Search the data below, and report every line in which "from" occurs.
Supplied data section start
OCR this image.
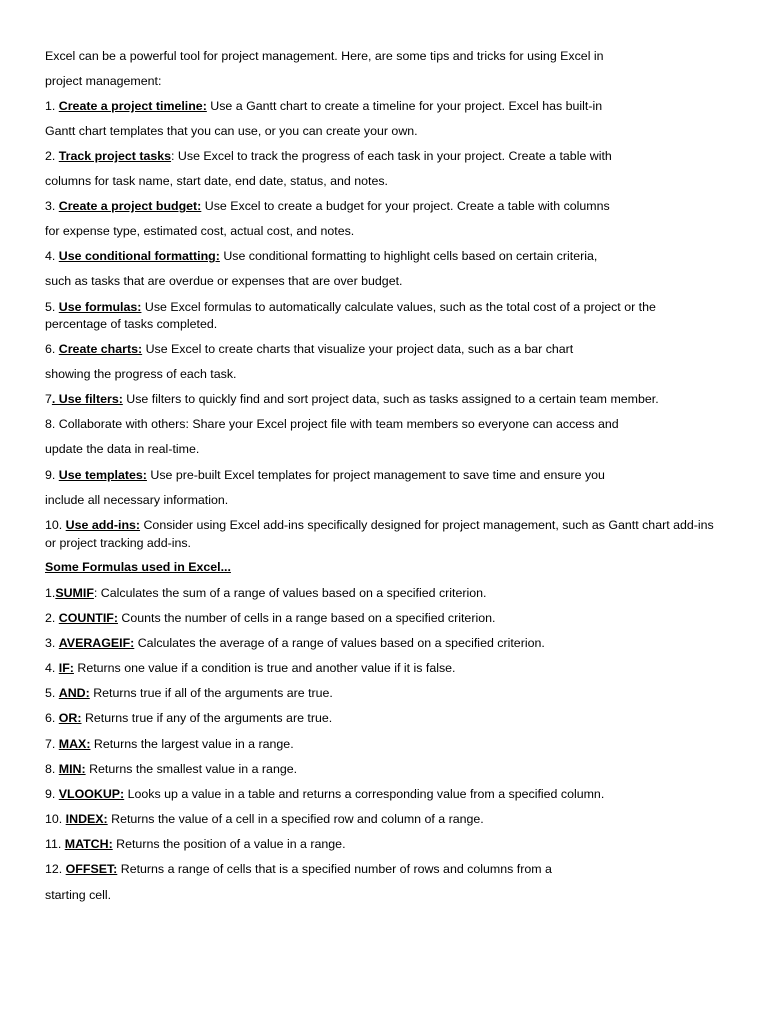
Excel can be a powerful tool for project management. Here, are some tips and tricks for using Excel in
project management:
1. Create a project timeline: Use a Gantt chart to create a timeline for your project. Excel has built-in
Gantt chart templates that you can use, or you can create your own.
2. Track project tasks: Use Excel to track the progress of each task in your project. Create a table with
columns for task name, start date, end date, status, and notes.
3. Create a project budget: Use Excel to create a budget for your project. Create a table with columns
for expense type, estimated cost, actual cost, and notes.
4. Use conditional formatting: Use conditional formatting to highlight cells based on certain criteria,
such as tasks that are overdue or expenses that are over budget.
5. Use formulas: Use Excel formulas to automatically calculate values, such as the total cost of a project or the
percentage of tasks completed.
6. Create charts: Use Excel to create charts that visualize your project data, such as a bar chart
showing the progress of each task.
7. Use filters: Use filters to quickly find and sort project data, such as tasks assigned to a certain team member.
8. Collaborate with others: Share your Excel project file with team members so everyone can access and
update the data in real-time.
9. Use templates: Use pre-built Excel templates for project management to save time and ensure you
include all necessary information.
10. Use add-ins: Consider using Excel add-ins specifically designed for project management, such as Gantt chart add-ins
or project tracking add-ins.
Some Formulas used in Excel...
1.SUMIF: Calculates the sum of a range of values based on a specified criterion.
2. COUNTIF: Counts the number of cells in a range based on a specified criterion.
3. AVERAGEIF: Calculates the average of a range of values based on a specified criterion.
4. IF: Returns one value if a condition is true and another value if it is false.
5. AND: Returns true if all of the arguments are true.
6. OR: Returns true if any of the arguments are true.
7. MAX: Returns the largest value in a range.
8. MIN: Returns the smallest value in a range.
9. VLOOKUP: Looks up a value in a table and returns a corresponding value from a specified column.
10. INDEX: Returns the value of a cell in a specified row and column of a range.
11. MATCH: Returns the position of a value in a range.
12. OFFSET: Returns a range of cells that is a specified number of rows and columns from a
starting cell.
Supplied data section end
Supplied data section start
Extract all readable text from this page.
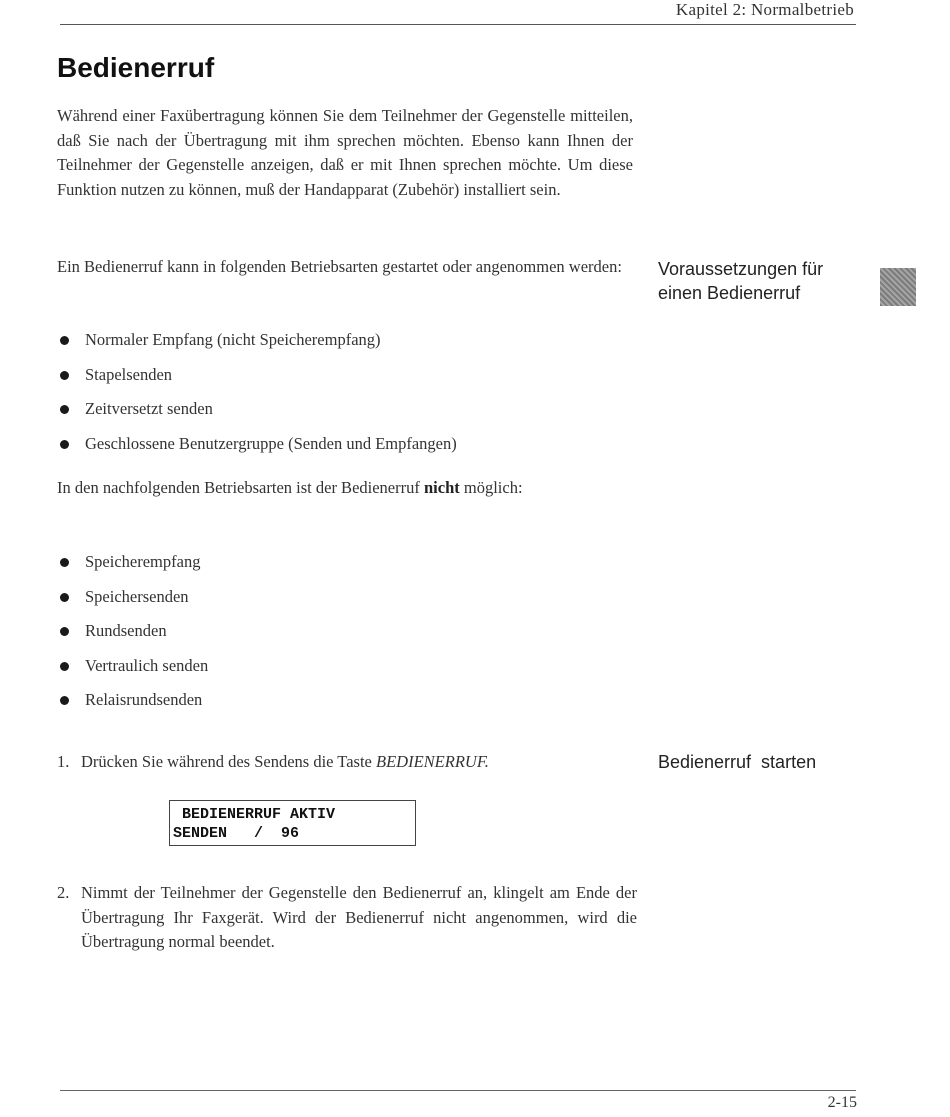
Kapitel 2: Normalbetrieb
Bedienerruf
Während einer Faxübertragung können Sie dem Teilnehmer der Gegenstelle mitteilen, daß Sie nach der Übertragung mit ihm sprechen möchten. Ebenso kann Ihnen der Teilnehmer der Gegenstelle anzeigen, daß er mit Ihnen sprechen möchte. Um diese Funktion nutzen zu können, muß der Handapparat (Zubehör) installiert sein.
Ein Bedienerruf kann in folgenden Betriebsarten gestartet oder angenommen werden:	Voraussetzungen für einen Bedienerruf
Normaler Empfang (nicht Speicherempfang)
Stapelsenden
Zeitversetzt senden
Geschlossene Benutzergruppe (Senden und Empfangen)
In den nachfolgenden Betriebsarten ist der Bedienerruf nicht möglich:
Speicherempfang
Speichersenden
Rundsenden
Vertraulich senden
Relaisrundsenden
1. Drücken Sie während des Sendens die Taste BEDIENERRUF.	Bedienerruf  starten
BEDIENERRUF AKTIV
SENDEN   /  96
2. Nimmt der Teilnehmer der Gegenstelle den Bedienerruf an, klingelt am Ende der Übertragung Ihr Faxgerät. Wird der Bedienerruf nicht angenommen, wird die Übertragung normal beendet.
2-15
Supplied data section end
Supplied data section start
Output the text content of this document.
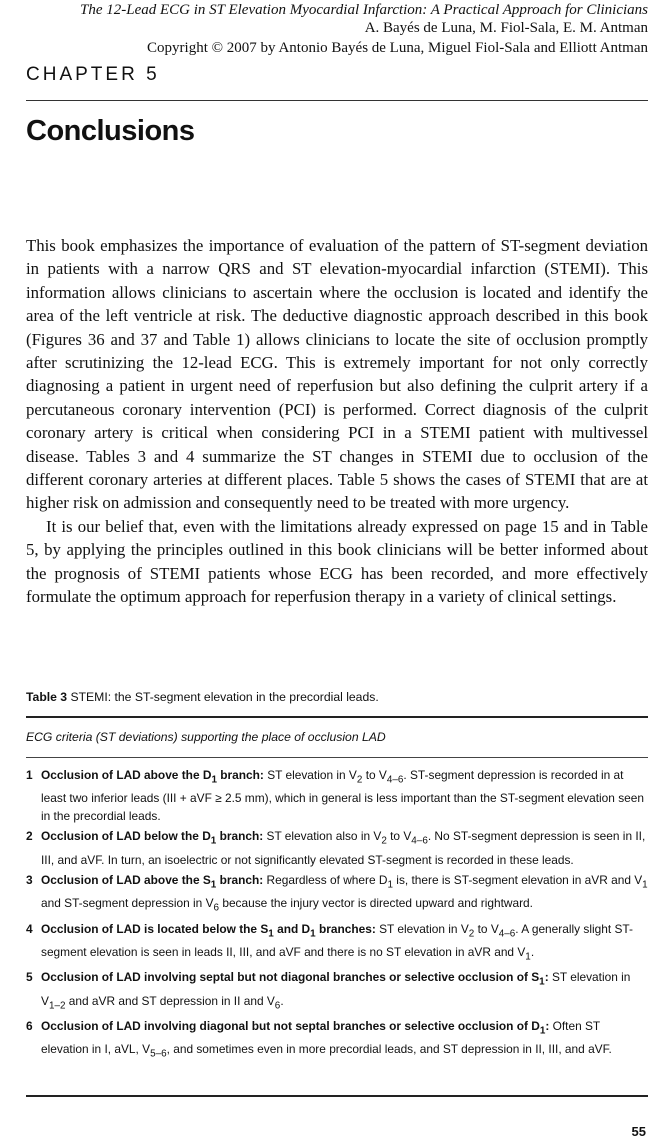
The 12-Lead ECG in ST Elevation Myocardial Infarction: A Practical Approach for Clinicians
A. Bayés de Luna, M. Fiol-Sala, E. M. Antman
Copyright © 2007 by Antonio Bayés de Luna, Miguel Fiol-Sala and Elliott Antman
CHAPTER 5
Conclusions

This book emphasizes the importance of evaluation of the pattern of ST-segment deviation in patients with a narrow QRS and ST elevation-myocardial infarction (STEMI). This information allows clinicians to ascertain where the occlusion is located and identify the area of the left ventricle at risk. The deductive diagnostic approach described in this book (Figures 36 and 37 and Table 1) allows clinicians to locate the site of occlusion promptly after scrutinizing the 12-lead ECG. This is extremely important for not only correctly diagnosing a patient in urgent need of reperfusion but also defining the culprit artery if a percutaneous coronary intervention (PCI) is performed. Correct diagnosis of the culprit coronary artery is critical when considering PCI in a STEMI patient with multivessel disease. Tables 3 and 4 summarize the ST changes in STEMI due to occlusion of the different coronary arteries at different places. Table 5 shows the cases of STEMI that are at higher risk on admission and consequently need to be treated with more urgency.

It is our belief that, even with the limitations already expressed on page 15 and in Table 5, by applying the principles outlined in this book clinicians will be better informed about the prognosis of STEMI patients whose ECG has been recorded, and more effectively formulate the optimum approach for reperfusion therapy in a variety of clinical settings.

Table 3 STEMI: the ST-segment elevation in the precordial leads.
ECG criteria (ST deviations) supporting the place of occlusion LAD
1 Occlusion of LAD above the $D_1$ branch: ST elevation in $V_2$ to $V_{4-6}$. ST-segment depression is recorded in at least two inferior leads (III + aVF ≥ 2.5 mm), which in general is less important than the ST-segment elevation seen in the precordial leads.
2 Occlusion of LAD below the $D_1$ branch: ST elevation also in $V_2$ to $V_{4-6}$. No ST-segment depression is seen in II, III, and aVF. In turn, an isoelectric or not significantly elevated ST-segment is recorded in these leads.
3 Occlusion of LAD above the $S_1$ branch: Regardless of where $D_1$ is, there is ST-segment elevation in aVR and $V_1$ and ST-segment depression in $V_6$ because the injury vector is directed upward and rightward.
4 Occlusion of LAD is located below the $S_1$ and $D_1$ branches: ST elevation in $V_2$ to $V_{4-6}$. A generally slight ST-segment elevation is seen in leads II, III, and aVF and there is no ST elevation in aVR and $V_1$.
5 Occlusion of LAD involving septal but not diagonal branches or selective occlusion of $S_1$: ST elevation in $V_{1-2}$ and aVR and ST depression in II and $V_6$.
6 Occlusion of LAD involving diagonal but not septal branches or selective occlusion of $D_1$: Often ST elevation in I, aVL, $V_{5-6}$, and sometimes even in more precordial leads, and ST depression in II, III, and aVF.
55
Supplied data section end
• _Result for this exercise_
9. VLOOKUP: Looks up a value in a table and returns a corresponding value from a specified column.
12. OFFSET: Returns a range of cells that is a specified number of rows and columns from a
Extract all readable text from this page.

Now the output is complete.